**** PROVIDED TEXT ****

Diana Webb. Medieval European Pilgrimage, c700-c1500. Basingstoke and New York: Palgrave Macmillan, 2002. xvii + 201 pp. $99.95 (cloth), ISBN 978-0-333-76259-2; $33.95 (paper), ISBN 978-0-333-76260-8.
Reviewed by Dawn M. Hayes (Department of History, Montclair State University)
Published on H-Catholic (September, 2004)
Medieval European Pilgrimage: A Student's Guide to Who, What, When, Where, and Why
Written by Diana Webb, Senior Lecturer in History at King's College London and author of Pilgrims and Pilgrimage in the Medieval West (1999), Medieval European Pilgrimage is a basic introduction to the subject for students. Its scope is broad, ranging from the eighth to the early-sixteenth century (though there is treatment of pilgrimage from as early as the fourth century). Given its target audience, there are few footnotes and the bibliography is sparse and includes mainly English-language sources. For a more detailed listing of relevant books and articles Webb directs the reader to her earlier work (p. vi).
The book contains five chapters beyond the brief introduction. The first, "Medieval Pilgrimage: An Outline," takes a chronological approach and addresses the question of "when" by dividing the pilgrimage experience into two major phases divided by the First Crusade. Although its origins are murky, it is clear that pilgrimage flourishes in the fourth century when Christianity was legalized. It should not surprise us that during these early centuries Rome and Jerusalem attracted much attention (the other great pilgrimage site, Santiago de Compostela in Spain, would not begin to attract pilgrims until the tenth century). In addition, Webb points out some of the more local sites that emerged, including those that focused on the Desert Fathers and the early martyrs of the Roman Empire. Later on, during the tenth century, the practice of granting indulgences would promote pilgrimage in both its armed and unarmed forms. The final section of the chapter investigates how the practice of pilgrimage changes indeed, becomes more popular as a result of the widespread social, economic, political and religious changes of the later Middle Ages. Whether this popularity declines as a result of the objections of Protestant Reformers and the ability to earn indulgences trhough other means, such as good works, is difficult to determine. If English records from major shrines are representative, it appears that spiritual journeys to the major pilgrimage sites may have become less frequent. This does not necessarily mean, however, that the same phenomenon occurred at the smaller popular shrines whose records did not survive.
The question of "why" is the focus of chapter 2, "Motives for Pilgrimage." As we might expect, the motivations of pilgrims were varied. Clearly one of the attractions of the journey was the chance to travel and experience new places. Idle curiosity, a related incentive, was another. In some cases pilgrimages could be inspired by travelers' tales that moved people to embark on heroes' journeys. For monks, the act of going on pilgrimage was a more emphatic rejection of the comforts of life. The nature of their vocation demanded that they renounce the material world; by embracing a pilgrimage, they were rejecting the final remaining comforts: the familiar people and places that constituted their home. Penance--both for spiritual and civil offenses--was another motivating factor, as were the vows that people made as they negotiated the milestones of their lives. Indulgences were another. Of course, there were the more traditional and less cynical motivations, which included the desire for a miraculous cure from sickness as well as the devotion to a particular saint. In an attempt to distinguish the practical from the spiritual, Webb suggests that the latter kinds of motives more frequently animated long-distance pilgrims.

**** DATA LISTING ****

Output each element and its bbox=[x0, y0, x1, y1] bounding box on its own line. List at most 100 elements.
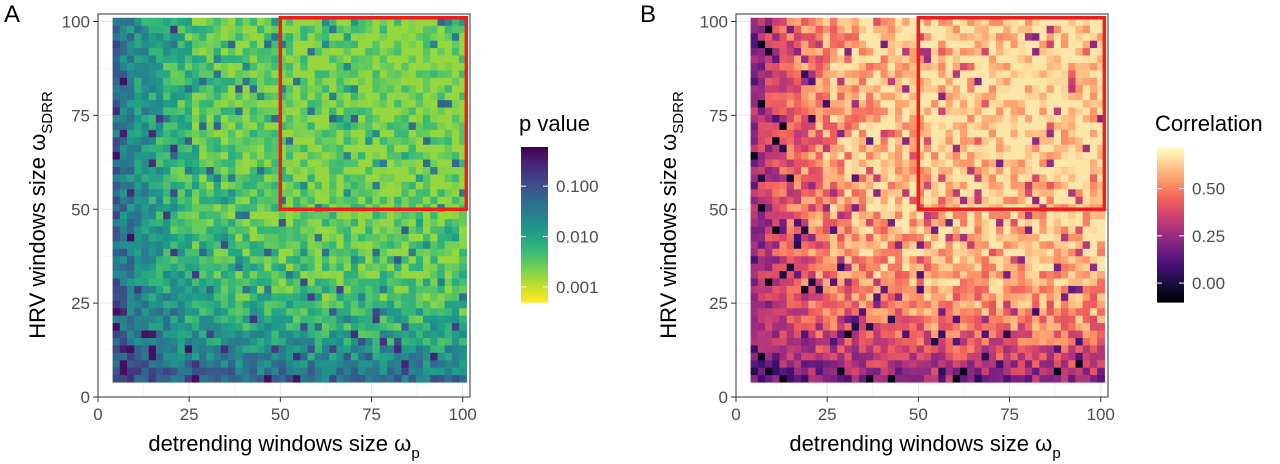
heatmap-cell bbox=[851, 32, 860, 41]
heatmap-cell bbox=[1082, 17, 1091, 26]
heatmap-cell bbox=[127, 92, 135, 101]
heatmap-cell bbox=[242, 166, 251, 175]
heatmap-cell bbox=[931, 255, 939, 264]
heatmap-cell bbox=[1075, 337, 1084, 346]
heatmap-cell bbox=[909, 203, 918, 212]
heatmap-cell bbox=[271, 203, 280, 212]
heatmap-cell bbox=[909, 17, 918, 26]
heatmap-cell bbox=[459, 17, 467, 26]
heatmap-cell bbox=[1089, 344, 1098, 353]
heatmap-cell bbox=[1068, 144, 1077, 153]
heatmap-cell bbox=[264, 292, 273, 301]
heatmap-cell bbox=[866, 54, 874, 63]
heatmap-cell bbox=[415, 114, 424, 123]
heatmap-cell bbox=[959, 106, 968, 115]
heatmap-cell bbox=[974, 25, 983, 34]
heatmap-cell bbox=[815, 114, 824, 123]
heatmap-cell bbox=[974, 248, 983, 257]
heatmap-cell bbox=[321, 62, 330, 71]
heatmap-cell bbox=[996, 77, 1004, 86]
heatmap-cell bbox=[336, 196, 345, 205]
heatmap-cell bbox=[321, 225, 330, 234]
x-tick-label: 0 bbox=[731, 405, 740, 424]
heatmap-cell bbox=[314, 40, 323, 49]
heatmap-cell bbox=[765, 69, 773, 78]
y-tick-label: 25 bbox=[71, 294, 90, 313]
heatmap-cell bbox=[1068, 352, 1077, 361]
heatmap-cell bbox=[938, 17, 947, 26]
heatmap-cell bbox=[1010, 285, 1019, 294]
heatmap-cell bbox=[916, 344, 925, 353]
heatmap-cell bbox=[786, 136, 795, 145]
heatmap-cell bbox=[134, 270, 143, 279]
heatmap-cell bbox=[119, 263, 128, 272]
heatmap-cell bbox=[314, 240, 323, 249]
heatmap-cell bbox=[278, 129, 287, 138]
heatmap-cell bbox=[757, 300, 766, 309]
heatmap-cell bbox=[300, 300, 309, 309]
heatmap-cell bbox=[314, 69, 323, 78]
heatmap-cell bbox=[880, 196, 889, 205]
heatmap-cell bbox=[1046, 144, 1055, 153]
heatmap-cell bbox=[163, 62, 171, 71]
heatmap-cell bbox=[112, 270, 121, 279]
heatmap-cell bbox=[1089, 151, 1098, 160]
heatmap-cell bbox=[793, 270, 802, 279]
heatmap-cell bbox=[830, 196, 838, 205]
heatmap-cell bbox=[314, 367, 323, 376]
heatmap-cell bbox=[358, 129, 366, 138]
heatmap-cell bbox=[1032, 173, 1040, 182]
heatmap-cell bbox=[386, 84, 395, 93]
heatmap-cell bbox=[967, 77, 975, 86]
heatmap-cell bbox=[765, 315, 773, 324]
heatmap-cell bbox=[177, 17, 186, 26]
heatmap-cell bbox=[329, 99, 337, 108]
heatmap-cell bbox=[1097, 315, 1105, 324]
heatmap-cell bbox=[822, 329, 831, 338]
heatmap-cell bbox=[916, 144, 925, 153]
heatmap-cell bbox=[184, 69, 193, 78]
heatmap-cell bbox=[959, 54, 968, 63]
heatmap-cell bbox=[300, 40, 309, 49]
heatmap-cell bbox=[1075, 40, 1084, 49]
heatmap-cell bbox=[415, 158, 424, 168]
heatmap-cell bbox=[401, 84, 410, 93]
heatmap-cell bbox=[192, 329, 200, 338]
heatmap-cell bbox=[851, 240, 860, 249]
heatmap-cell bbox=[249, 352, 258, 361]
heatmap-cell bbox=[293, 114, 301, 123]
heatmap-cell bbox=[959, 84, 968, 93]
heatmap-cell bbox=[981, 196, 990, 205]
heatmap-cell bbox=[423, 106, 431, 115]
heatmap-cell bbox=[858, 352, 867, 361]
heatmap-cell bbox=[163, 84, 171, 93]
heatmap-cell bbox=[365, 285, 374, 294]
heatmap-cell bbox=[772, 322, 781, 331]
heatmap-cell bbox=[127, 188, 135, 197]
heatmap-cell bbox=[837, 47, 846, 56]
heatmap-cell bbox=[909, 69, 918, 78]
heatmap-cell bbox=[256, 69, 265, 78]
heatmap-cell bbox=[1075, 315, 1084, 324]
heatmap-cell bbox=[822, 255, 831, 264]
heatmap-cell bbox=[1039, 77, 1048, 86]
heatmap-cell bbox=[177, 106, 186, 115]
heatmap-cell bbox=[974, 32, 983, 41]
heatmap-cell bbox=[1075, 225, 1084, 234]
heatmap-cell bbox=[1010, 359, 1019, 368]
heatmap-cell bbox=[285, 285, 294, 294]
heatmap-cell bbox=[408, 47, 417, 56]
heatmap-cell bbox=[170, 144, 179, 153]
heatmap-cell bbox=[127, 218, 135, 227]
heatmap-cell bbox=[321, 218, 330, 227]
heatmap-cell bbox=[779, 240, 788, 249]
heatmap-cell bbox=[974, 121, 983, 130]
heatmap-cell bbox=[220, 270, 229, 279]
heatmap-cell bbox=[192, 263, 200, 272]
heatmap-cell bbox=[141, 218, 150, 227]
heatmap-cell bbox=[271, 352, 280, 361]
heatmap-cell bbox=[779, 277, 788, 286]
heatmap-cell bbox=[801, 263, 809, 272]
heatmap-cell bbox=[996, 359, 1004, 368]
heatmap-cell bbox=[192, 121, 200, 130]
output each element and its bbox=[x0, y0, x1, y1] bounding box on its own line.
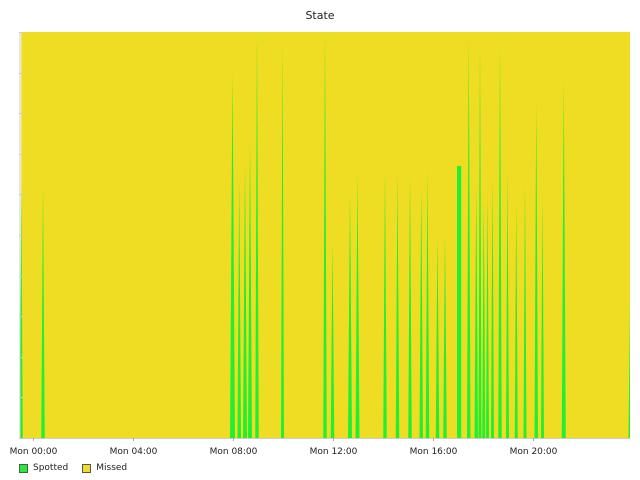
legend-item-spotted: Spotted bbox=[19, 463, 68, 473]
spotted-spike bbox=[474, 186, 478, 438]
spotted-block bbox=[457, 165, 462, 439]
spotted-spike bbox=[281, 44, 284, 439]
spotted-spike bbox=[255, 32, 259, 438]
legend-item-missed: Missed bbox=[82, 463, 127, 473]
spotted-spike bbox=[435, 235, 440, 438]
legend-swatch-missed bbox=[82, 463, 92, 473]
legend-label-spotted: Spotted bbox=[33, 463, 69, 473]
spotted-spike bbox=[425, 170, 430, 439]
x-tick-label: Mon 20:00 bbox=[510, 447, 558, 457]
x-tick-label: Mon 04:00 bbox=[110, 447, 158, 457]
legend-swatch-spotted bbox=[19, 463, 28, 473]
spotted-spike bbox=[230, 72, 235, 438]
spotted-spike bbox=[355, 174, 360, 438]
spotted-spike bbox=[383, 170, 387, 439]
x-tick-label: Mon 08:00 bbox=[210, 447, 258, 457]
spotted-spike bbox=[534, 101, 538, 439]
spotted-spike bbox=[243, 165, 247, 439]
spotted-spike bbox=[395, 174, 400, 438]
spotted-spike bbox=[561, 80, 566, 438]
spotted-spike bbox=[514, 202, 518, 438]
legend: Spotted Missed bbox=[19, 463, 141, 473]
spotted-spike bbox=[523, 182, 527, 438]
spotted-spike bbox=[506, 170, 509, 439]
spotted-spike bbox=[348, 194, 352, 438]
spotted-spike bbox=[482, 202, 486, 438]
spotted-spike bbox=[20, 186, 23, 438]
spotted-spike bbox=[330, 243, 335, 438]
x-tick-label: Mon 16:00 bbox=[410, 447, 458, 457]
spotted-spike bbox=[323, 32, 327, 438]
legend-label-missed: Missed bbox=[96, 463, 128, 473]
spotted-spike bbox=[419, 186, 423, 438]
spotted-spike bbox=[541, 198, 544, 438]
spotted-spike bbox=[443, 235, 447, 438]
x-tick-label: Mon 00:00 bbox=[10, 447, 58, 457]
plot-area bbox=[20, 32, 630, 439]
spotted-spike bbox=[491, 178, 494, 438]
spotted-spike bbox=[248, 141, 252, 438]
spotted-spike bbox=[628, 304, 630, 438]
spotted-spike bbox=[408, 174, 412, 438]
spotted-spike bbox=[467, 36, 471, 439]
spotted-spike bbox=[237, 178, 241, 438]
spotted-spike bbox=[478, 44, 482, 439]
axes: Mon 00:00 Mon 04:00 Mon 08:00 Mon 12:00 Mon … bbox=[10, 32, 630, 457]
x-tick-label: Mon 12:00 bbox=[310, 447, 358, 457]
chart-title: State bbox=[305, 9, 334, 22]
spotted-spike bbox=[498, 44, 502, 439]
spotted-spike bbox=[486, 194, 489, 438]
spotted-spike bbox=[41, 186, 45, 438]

****
**** DATA LISTING ****

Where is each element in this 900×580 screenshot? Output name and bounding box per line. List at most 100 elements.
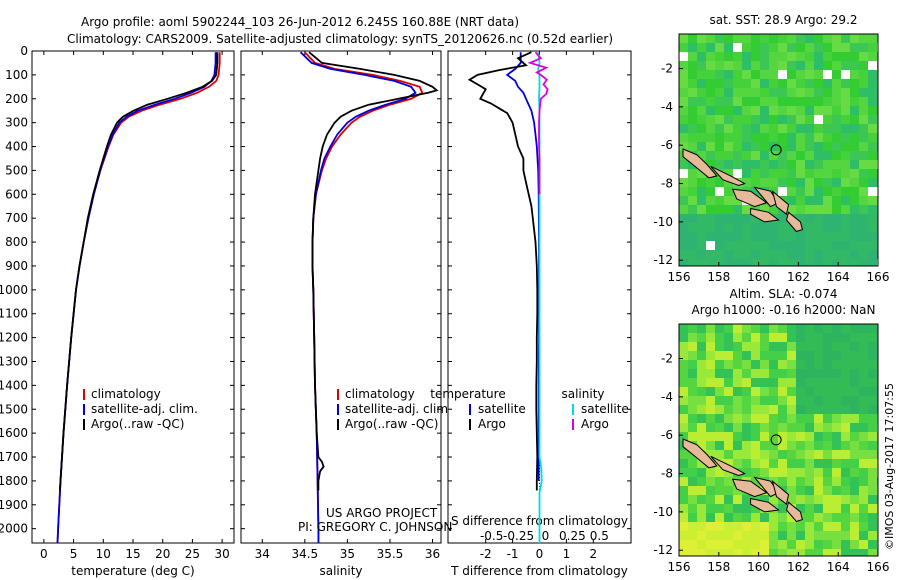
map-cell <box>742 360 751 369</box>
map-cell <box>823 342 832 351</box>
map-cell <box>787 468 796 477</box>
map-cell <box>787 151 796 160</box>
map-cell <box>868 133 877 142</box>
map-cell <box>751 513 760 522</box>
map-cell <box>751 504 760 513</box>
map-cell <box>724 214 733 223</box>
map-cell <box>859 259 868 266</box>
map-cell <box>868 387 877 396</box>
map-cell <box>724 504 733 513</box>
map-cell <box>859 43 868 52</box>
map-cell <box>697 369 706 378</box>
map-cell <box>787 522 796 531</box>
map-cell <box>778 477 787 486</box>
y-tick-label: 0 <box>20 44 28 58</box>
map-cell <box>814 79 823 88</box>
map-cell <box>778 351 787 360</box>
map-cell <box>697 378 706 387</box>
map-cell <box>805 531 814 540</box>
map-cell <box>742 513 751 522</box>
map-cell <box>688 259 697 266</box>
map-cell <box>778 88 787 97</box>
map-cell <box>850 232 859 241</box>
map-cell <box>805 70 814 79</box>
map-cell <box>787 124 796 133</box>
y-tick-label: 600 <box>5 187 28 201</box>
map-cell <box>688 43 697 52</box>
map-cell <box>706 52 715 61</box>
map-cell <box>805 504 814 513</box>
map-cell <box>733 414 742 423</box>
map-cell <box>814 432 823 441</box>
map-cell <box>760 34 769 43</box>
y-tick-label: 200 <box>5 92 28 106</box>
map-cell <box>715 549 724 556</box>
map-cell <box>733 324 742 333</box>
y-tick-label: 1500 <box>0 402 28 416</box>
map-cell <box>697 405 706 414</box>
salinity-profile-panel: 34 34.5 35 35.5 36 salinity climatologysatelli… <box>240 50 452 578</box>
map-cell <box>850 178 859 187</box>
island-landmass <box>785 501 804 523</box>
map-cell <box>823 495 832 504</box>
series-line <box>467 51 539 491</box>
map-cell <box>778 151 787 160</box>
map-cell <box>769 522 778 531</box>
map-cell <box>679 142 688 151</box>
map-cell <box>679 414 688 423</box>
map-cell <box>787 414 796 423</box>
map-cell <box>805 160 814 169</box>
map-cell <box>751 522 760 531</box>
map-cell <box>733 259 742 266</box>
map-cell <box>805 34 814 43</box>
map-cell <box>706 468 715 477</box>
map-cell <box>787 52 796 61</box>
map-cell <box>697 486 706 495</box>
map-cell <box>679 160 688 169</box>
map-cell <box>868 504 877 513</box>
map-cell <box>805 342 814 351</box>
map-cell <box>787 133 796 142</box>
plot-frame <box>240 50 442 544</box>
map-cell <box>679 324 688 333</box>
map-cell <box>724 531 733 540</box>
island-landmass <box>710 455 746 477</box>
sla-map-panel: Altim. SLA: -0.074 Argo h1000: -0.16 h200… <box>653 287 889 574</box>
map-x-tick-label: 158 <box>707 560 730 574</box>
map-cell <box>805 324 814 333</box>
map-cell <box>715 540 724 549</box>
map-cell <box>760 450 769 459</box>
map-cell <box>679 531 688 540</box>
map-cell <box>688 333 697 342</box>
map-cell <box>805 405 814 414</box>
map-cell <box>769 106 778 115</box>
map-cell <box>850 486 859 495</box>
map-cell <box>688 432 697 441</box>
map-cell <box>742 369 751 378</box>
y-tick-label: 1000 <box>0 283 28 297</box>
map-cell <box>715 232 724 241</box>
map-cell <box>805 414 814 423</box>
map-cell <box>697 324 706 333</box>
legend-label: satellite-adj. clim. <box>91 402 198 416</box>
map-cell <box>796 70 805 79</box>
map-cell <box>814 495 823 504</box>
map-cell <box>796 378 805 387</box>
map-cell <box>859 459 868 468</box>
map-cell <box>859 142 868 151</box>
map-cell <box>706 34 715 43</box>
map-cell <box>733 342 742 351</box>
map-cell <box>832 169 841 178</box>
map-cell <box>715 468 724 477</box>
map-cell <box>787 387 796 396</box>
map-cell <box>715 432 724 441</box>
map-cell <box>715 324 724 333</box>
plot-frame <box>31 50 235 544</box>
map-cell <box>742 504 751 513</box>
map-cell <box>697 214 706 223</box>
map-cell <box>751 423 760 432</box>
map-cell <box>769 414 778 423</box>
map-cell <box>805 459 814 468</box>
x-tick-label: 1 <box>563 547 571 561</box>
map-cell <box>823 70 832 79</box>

****
**** DATA LISTING ****

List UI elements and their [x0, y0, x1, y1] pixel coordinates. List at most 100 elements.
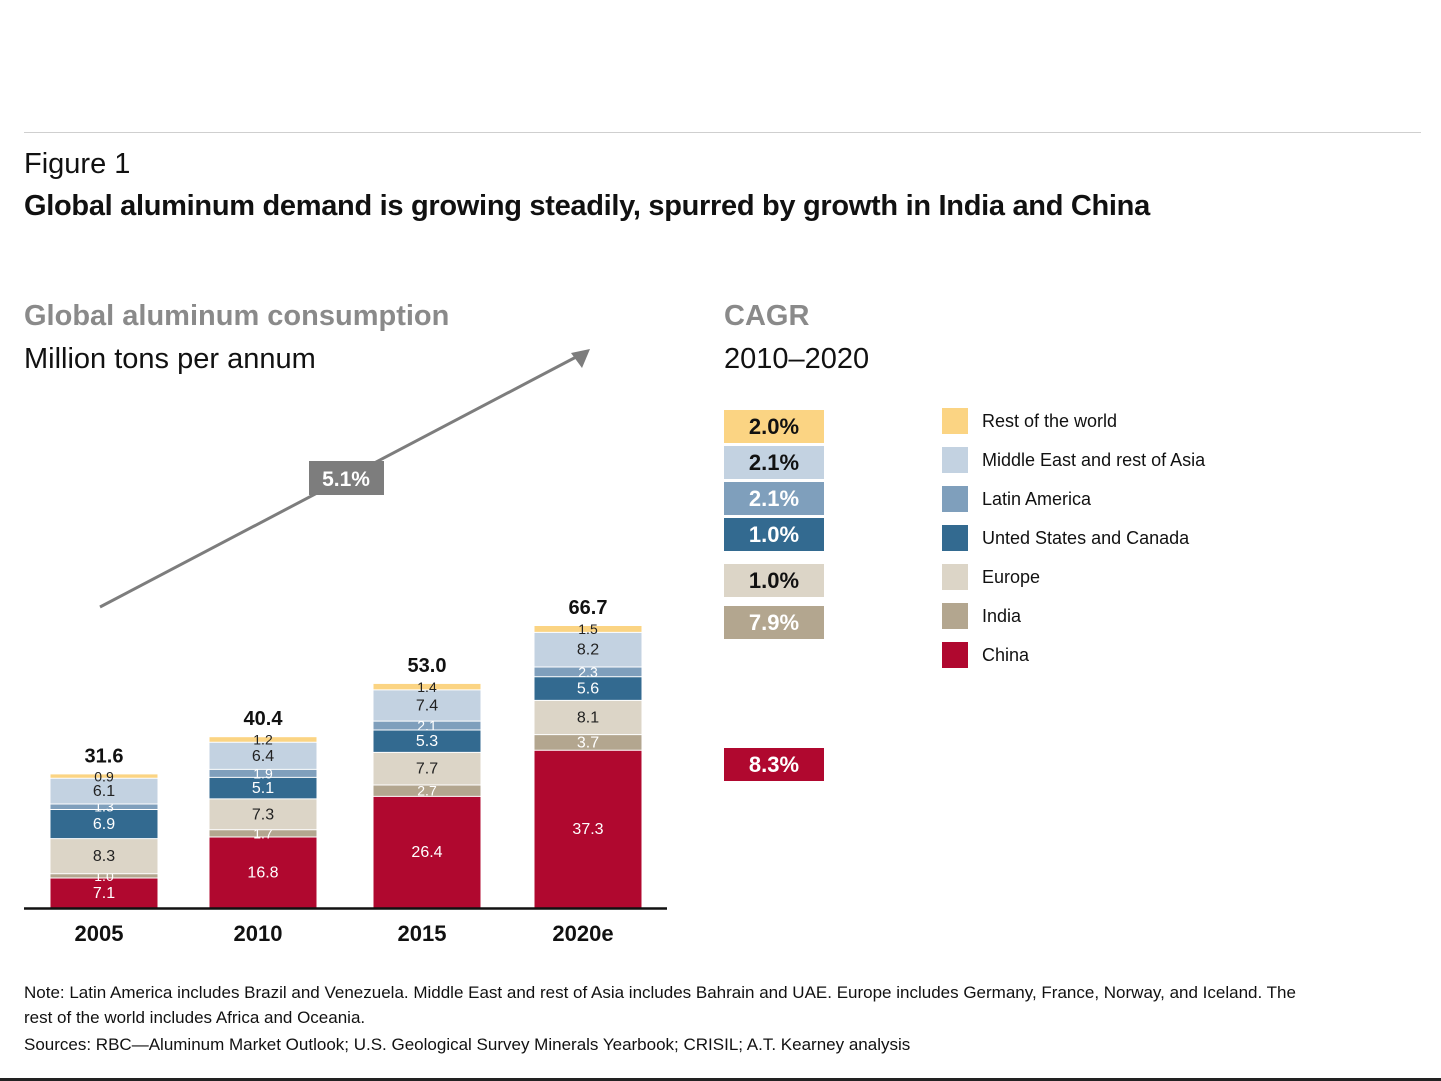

****

PROBLEMS AND TASKS:
(a) According to the pilgrimage book review, in which century did Santiago de Compostela begin to attract pilgrims?
(b) Sum up the pilgrimage book review in two sentences.
(c) Write the next part of the pilgrimage book review, picking up after its last sentence.

OUTPUTS BY TASK:
(a) The tenth century.

(b) The review presents Diana Webb's Medieval European Pilgrimage, c700-c1500 as a basic introduction for students, covering the eighth to the early sixteenth century with few footnotes and a mostly English-language bibliography. Its first chapter traces pilgrimage chronologically in two phases divided by the First Crusade, and its second chapter examines pilgrims' varied motives, from travel and curiosity to penance, vows, indulgences, hopes of a miraculous cure and devotion to a saint.

(c)
"Varieties of Pilgrim" is the title of chapter 3, which explores the "who" of pilgrimage. Although it was easier for the wealthy to embark on a pilgrimage, it was possible to find the poor, vagrants, and even serfs who had obtained permission from their lords on these journeys. Pilgrims could travel in a variety of formations, ranging from going alone to traveling with family members or even strangers. Women, too, were pilgrims, despite the fact that society generally considered them fragile and sensual beings; nuns had it particularly hard because not only were they seen as frail, there was concern about the propriety of having cloistered women on long journeys. Although it is likely that the number of women on long-distance pilgrimages was small, they were probably disproportionately represented in the numbers of peasants who participated in local ones. Due to complications presented by pregnancy, childbirth and child rearing, women more readily participated in short-range pilgrimages--or perhaps none at all. Men from the regular clergy were well-represented, though at times some, like nuns, had to deal with complications arising from their cloistered status. Those who had the greatest opportunity to go on pilgrimages were the secular clergy and laymen; noblemen, in particular, went often not only because they had money to facilitate the journey, but also because the undertaking appealed to their self-image.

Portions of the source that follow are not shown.